[Collected data]
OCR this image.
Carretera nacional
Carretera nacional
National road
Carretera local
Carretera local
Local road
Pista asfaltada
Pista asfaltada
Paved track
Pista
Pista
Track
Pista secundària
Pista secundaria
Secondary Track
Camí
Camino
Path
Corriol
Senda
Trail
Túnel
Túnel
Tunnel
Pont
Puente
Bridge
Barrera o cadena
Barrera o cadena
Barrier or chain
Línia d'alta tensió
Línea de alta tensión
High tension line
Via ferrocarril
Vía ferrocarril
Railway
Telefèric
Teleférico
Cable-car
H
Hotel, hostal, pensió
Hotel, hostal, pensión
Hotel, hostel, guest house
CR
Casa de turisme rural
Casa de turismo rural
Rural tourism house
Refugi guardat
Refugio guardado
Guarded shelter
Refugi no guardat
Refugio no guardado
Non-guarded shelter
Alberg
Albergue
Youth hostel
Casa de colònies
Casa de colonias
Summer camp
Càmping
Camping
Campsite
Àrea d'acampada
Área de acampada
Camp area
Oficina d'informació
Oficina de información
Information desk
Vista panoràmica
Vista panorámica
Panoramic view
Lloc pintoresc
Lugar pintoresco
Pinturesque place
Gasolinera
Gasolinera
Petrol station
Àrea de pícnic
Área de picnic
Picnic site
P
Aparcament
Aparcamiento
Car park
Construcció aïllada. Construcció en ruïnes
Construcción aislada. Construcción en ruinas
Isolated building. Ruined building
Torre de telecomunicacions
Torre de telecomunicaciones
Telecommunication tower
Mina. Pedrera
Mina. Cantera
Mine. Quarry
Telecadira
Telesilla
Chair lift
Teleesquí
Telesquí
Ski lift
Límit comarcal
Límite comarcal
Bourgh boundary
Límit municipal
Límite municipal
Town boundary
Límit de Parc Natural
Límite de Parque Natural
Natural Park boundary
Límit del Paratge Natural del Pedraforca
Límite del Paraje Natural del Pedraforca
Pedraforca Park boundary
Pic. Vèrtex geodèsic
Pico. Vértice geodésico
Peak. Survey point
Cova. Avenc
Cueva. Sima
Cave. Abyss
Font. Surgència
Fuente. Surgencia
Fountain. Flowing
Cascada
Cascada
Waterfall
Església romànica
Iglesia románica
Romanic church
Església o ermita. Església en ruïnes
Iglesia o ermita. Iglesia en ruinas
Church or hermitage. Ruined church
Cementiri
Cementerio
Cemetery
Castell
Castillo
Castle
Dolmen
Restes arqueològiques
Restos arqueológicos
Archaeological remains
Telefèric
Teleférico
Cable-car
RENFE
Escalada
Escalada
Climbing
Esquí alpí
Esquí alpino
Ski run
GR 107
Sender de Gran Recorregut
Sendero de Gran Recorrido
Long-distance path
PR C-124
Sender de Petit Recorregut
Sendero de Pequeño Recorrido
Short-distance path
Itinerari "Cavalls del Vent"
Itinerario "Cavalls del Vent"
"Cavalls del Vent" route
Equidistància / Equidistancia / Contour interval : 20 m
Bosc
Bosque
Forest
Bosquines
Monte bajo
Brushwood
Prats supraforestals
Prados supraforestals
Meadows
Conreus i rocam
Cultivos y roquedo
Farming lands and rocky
---
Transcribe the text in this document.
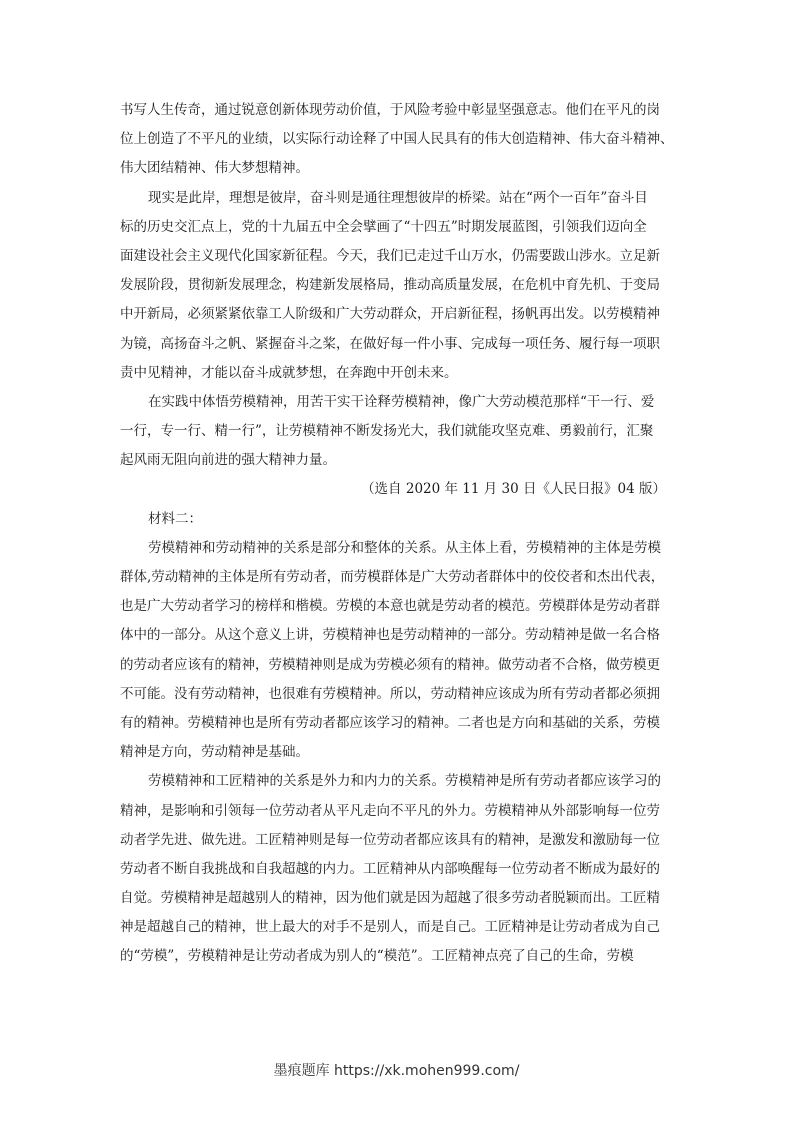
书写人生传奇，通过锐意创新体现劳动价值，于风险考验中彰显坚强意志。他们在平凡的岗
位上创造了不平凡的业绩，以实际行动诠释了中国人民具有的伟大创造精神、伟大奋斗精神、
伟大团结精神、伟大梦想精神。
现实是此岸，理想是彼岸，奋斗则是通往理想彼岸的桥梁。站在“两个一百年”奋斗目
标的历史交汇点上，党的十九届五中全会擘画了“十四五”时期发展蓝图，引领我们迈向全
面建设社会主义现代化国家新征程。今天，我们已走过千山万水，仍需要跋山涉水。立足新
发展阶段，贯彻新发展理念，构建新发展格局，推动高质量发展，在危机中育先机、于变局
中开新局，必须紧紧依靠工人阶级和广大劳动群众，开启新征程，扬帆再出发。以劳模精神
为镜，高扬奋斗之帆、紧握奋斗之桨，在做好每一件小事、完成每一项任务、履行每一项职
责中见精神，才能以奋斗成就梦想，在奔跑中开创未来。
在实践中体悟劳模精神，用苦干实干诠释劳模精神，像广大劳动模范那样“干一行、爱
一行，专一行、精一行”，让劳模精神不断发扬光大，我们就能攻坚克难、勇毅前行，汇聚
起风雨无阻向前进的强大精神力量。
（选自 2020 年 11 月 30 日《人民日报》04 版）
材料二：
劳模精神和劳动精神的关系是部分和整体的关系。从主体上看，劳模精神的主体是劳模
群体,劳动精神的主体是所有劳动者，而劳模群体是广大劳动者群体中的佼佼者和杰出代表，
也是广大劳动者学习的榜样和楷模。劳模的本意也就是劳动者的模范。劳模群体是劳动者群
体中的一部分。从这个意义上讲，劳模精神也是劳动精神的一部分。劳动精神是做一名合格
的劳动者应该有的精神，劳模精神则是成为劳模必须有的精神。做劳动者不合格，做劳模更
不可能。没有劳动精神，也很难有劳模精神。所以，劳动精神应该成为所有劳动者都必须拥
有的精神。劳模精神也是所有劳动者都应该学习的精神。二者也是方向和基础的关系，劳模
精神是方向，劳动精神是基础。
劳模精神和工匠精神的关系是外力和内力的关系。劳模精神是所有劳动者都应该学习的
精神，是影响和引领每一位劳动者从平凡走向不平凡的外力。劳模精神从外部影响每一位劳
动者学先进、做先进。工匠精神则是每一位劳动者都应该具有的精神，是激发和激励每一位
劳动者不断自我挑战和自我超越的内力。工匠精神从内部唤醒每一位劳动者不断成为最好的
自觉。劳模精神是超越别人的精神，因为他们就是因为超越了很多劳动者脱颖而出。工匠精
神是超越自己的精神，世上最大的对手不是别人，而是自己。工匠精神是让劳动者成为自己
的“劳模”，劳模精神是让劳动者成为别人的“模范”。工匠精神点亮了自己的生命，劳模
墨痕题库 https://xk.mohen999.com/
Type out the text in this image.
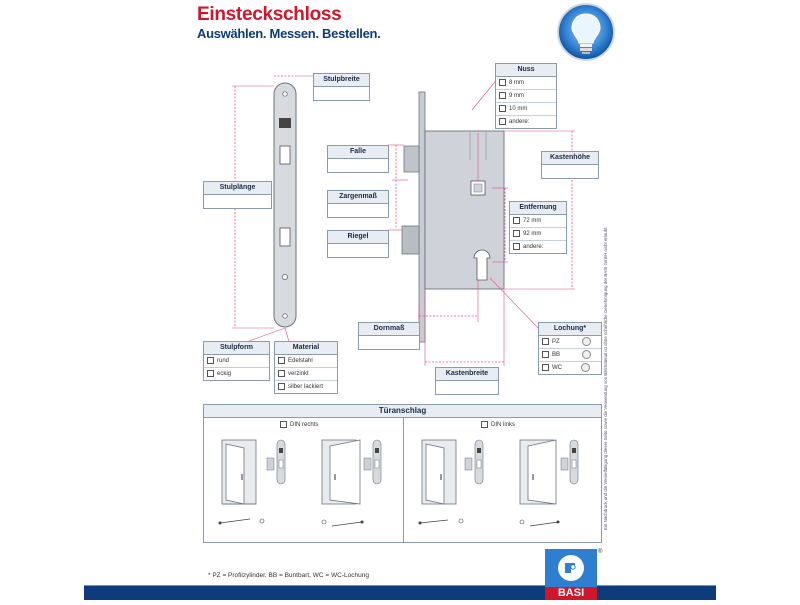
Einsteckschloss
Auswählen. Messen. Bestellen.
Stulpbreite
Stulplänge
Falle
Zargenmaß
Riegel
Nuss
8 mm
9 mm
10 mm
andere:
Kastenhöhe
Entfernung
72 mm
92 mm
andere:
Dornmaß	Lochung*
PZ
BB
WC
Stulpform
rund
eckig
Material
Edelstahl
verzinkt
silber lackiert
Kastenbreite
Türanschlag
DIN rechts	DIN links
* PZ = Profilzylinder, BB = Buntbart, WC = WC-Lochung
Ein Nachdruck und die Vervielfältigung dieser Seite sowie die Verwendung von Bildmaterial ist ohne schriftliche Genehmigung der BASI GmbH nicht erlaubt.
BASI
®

Written problem: From the listing above, pick out each line where the word "Recorregut" appears.

Output of the exercise:
Sender de Gran Recorregut
Sender de Petit Recorregut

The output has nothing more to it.